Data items
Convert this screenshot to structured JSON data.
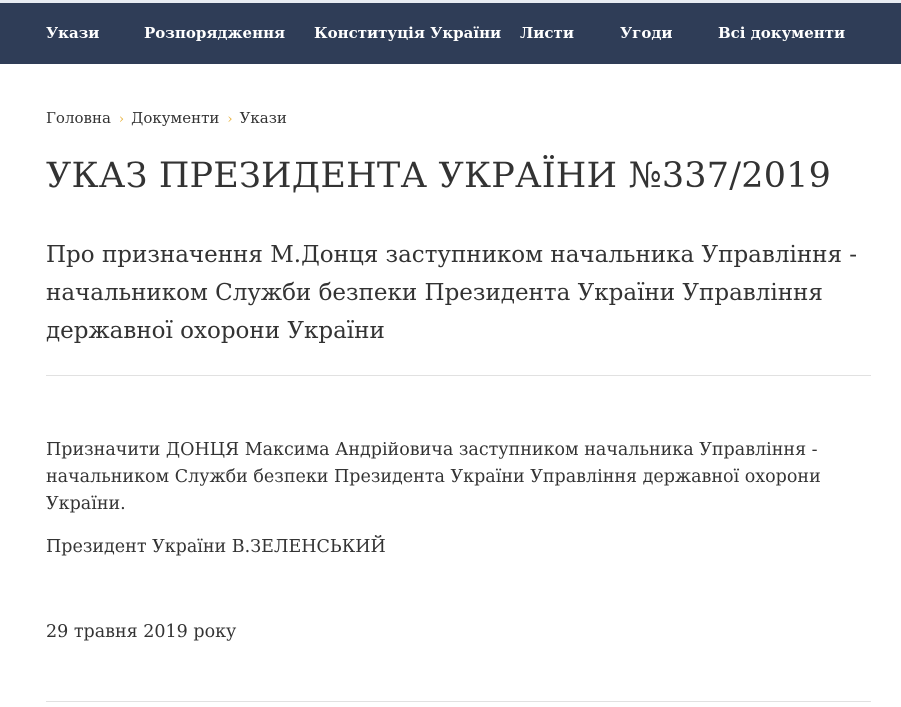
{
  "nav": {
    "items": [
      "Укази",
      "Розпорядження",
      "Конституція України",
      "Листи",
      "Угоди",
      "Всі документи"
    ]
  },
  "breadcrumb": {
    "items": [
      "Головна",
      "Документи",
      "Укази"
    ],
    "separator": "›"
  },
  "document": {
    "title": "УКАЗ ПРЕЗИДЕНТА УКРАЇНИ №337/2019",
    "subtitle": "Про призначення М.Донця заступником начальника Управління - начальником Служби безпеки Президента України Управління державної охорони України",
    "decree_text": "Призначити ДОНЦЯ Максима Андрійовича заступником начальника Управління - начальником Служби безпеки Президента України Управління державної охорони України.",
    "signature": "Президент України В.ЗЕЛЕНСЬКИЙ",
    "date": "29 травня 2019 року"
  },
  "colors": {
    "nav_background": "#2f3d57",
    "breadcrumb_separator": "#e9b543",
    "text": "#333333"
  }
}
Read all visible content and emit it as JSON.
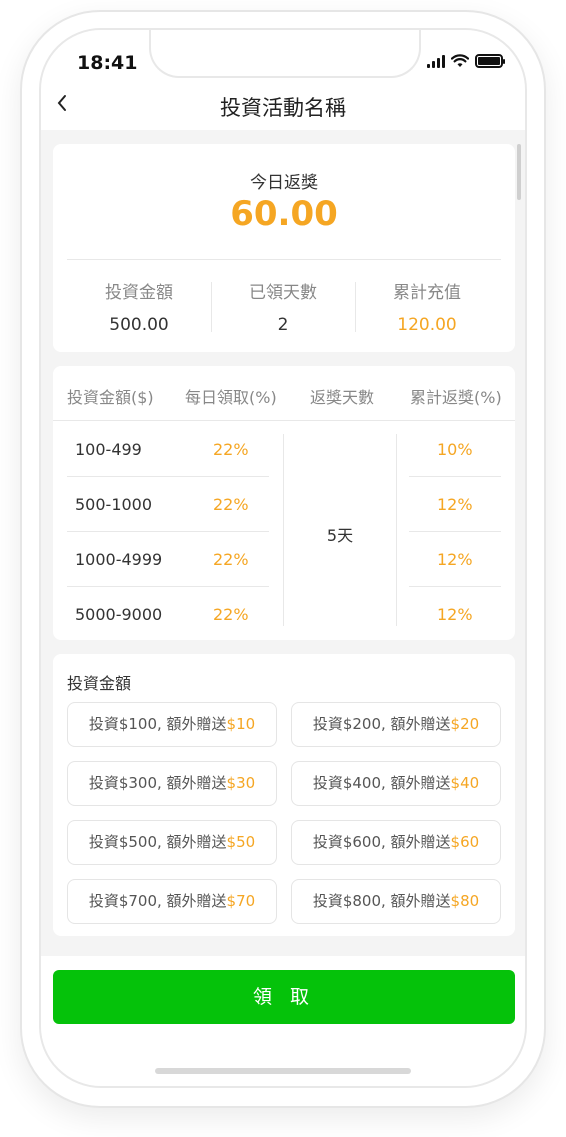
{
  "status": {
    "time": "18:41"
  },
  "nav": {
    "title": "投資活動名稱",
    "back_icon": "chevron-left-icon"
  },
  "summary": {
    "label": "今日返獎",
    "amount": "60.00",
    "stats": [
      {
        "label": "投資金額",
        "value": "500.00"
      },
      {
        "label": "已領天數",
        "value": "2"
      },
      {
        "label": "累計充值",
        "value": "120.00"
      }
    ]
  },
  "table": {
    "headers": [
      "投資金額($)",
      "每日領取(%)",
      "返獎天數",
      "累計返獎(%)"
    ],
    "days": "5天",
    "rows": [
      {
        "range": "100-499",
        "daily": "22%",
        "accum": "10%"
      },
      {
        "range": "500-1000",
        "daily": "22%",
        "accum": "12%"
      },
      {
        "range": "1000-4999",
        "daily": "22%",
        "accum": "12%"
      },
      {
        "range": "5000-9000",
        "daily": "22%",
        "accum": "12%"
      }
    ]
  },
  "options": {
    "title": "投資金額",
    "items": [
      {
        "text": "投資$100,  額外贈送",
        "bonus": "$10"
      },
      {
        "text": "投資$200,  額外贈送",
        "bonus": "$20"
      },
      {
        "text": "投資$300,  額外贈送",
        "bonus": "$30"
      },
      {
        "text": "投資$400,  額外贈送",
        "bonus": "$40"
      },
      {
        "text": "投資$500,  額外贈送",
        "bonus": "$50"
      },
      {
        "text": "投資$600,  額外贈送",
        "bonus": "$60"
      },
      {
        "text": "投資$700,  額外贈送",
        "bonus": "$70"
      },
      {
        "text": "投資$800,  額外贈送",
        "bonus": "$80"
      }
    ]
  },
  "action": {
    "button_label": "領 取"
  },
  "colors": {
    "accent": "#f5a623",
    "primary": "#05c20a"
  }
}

==

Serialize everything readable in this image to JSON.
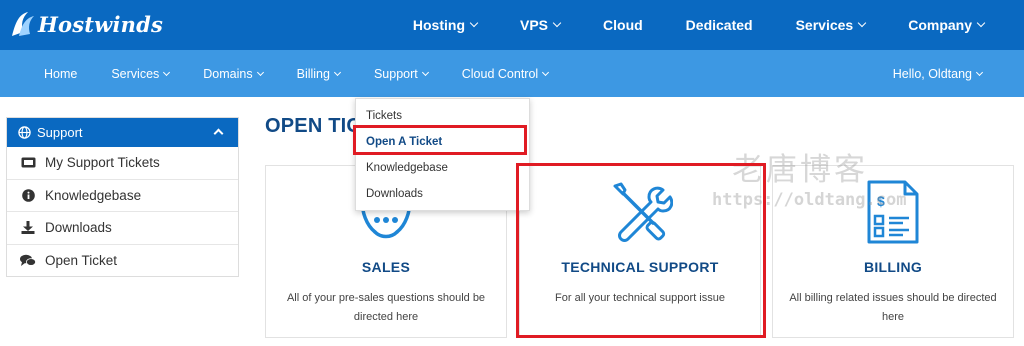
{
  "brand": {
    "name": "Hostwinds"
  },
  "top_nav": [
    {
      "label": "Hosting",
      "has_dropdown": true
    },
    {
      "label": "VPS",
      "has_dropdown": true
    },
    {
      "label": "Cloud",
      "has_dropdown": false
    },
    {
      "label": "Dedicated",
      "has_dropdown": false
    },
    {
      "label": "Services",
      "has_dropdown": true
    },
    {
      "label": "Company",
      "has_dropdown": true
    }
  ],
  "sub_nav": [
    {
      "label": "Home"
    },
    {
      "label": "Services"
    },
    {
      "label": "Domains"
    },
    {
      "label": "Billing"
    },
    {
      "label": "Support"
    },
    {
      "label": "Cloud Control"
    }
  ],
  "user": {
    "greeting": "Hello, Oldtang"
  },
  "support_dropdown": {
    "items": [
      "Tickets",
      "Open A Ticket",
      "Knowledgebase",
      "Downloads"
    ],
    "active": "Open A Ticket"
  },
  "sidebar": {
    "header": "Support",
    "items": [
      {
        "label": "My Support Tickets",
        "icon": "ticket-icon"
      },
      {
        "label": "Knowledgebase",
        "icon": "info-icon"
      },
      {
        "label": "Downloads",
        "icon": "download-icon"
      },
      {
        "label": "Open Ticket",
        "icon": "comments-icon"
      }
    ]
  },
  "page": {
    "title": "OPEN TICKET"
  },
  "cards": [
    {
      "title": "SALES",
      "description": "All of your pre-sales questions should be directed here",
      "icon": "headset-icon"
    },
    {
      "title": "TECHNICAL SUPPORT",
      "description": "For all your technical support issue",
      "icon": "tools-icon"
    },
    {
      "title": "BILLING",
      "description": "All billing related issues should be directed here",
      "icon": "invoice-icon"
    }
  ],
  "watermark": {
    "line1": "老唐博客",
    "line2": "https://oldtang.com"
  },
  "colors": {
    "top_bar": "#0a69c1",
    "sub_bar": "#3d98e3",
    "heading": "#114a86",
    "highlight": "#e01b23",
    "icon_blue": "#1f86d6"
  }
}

REQUIRED TASK: Find the word "державної" and list each line it appears in.

RIGHT ANSWER:
    "subtitle": "Про призначення М.Донця заступником начальника Управління - начальником Служби безпеки Президента України Управління державної охорони України",
    "decree_text": "Призначити ДОНЦЯ Максима Андрійовича заступником начальника Управління - начальником Служби безпеки Президента України Управління державної охорони України.",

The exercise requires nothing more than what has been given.